(Figure contents as structured data)
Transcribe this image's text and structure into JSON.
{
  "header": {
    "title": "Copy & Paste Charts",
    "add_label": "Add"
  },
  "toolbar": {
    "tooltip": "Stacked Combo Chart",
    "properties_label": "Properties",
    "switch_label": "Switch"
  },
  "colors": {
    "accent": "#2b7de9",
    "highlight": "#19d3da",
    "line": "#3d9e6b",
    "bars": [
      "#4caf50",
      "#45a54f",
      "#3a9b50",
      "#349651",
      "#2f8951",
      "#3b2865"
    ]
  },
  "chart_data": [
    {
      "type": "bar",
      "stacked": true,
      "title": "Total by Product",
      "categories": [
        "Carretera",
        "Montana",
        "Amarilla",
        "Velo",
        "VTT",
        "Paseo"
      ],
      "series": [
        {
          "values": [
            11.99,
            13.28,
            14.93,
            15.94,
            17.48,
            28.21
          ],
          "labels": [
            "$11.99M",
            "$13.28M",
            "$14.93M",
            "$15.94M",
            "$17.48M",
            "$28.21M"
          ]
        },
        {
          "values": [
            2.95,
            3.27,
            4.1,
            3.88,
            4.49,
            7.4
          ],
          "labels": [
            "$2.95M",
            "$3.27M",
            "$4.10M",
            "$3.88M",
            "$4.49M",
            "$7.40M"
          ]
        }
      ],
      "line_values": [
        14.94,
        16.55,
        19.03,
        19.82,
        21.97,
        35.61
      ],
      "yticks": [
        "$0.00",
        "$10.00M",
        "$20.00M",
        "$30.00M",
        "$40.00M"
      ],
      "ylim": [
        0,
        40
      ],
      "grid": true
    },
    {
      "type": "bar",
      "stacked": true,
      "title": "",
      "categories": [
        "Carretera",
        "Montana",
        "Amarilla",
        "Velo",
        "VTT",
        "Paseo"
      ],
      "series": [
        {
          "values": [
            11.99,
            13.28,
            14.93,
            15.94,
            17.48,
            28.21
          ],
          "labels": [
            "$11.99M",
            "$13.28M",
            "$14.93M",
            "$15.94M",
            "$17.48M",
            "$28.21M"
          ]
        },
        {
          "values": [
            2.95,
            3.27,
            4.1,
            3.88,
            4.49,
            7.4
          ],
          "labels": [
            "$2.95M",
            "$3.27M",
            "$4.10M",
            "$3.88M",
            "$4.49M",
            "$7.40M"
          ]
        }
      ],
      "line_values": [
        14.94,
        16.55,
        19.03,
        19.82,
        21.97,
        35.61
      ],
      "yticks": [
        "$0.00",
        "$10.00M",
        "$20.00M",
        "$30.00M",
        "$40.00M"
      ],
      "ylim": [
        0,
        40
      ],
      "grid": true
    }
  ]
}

- Directive -
Please output the complete data exactly.

- Written answer -
Transcribe this image's text and structure into JSON.
{
  "header": {
    "title": "Copy & Paste Charts",
    "add_label": "Add"
  },
  "toolbar": {
    "tooltip": "Stacked Combo Chart",
    "properties_label": "Properties",
    "switch_label": "Switch"
  },
  "colors": {
    "accent": "#2b7de9",
    "highlight": "#19d3da",
    "line": "#3d9e6b",
    "bars": [
      "#4caf50",
      "#45a54f",
      "#3a9b50",
      "#349651",
      "#2f8951",
      "#3b2865"
    ]
  },
  "chart_data": [
    {
      "type": "bar",
      "stacked": true,
      "title": "Total by Product",
      "categories": [
        "Carretera",
        "Montana",
        "Amarilla",
        "Velo",
        "VTT",
        "Paseo"
      ],
      "series": [
        {
          "values": [
            11.99,
            13.28,
            14.93,
            15.94,
            17.48,
            28.21
          ],
          "labels": [
            "$11.99M",
            "$13.28M",
            "$14.93M",
            "$15.94M",
            "$17.48M",
            "$28.21M"
          ]
        },
        {
          "values": [
            2.95,
            3.27,
            4.1,
            3.88,
            4.49,
            7.4
          ],
          "labels": [
            "$2.95M",
            "$3.27M",
            "$4.10M",
            "$3.88M",
            "$4.49M",
            "$7.40M"
          ]
        }
      ],
      "line_values": [
        14.94,
        16.55,
        19.03,
        19.82,
        21.97,
        35.61
      ],
      "yticks": [
        "$0.00",
        "$10.00M",
        "$20.00M",
        "$30.00M",
        "$40.00M"
      ],
      "ylim": [
        0,
        40
      ],
      "grid": true
    },
    {
      "type": "bar",
      "stacked": true,
      "title": "",
      "categories": [
        "Carretera",
        "Montana",
        "Amarilla",
        "Velo",
        "VTT",
        "Paseo"
      ],
      "series": [
        {
          "values": [
            11.99,
            13.28,
            14.93,
            15.94,
            17.48,
            28.21
          ],
          "labels": [
            "$11.99M",
            "$13.28M",
            "$14.93M",
            "$15.94M",
            "$17.48M",
            "$28.21M"
          ]
        },
        {
          "values": [
            2.95,
            3.27,
            4.1,
            3.88,
            4.49,
            7.4
          ],
          "labels": [
            "$2.95M",
            "$3.27M",
            "$4.10M",
            "$3.88M",
            "$4.49M",
            "$7.40M"
          ]
        }
      ],
      "line_values": [
        14.94,
        16.55,
        19.03,
        19.82,
        21.97,
        35.61
      ],
      "yticks": [
        "$0.00",
        "$10.00M",
        "$20.00M",
        "$30.00M",
        "$40.00M"
      ],
      "ylim": [
        0,
        40
      ],
      "grid": true
    }
  ]
}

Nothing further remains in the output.